Stored items:
☆ ☆ ☆ ☆
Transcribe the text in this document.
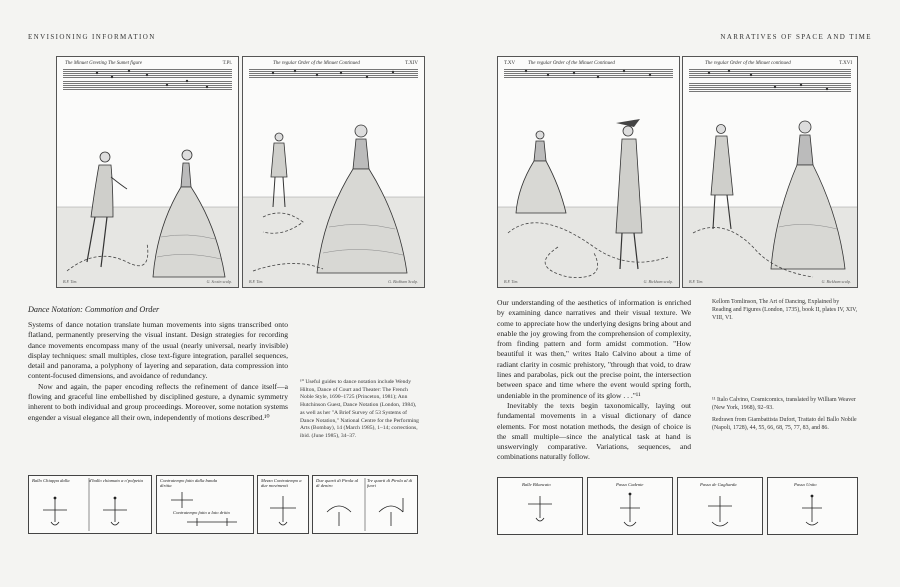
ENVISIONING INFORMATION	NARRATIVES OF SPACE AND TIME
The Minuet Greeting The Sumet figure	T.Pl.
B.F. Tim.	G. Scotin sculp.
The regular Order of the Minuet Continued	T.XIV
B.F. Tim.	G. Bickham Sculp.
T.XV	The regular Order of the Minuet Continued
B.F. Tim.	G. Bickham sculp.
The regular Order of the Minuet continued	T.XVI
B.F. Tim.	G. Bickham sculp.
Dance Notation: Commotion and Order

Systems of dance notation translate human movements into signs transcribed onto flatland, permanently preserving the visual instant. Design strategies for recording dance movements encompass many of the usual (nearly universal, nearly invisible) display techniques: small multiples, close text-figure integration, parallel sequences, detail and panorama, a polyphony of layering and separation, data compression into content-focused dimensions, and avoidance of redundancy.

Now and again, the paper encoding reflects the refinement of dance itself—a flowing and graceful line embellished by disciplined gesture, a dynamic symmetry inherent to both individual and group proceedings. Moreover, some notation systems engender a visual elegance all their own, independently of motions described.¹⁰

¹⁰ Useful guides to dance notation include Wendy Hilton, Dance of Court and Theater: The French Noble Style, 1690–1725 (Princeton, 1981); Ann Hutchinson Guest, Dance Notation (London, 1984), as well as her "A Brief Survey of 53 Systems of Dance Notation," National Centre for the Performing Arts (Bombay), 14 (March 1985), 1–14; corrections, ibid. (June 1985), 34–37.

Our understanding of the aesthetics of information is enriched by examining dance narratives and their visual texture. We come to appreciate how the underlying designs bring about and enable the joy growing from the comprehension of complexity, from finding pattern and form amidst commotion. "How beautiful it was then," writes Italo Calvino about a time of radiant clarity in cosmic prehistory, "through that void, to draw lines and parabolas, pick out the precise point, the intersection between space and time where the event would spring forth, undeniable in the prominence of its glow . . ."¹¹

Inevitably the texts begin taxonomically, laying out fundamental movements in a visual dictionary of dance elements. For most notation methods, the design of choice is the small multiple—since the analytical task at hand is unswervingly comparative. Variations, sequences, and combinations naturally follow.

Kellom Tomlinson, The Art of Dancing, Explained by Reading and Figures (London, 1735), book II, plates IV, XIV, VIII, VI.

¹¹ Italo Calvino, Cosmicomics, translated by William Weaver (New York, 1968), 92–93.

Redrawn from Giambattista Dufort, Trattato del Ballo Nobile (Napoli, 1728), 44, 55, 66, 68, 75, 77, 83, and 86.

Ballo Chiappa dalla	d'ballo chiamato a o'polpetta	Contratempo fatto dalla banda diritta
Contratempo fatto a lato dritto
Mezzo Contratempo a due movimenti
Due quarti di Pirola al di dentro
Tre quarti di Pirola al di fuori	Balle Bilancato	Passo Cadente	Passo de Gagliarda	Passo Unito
☆ ☆ ☆ ☆
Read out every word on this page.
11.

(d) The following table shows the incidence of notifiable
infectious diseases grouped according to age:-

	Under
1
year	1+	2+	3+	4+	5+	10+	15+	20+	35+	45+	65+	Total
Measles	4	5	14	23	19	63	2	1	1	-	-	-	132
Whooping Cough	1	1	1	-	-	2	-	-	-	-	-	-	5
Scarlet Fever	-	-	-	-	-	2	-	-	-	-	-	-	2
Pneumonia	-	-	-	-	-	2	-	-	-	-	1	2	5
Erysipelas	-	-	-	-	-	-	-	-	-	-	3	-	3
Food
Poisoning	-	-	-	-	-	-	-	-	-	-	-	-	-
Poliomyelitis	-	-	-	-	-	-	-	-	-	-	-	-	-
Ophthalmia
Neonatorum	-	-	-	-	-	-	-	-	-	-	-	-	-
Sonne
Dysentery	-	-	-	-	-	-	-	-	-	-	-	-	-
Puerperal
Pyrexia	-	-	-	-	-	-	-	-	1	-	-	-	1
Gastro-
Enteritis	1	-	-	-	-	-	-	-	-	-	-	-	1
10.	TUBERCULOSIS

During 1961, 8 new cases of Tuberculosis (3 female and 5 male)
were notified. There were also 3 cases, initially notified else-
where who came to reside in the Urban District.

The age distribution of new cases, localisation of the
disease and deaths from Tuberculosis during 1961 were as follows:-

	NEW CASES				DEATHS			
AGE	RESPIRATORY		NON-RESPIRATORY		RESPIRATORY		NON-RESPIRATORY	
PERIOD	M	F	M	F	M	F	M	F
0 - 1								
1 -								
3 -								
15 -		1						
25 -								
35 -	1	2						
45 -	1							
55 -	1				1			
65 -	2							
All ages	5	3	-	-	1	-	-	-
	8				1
☆ ☆ ☆ ☆
PROBLEM DETAILS: Which lines hold the word "Ballo"? Copy each of them from the records.

THE SOLUTION:
Redrawn from Giambattista Dufort, Trattato del Ballo Nobile (Napoli, 1728), 44, 55, 66, 68, 75, 77, 83, and 86.
Ballo Chiappa dalla	d'ballo chiamato a o'polpetta	Contratempo fatto dalla banda diritta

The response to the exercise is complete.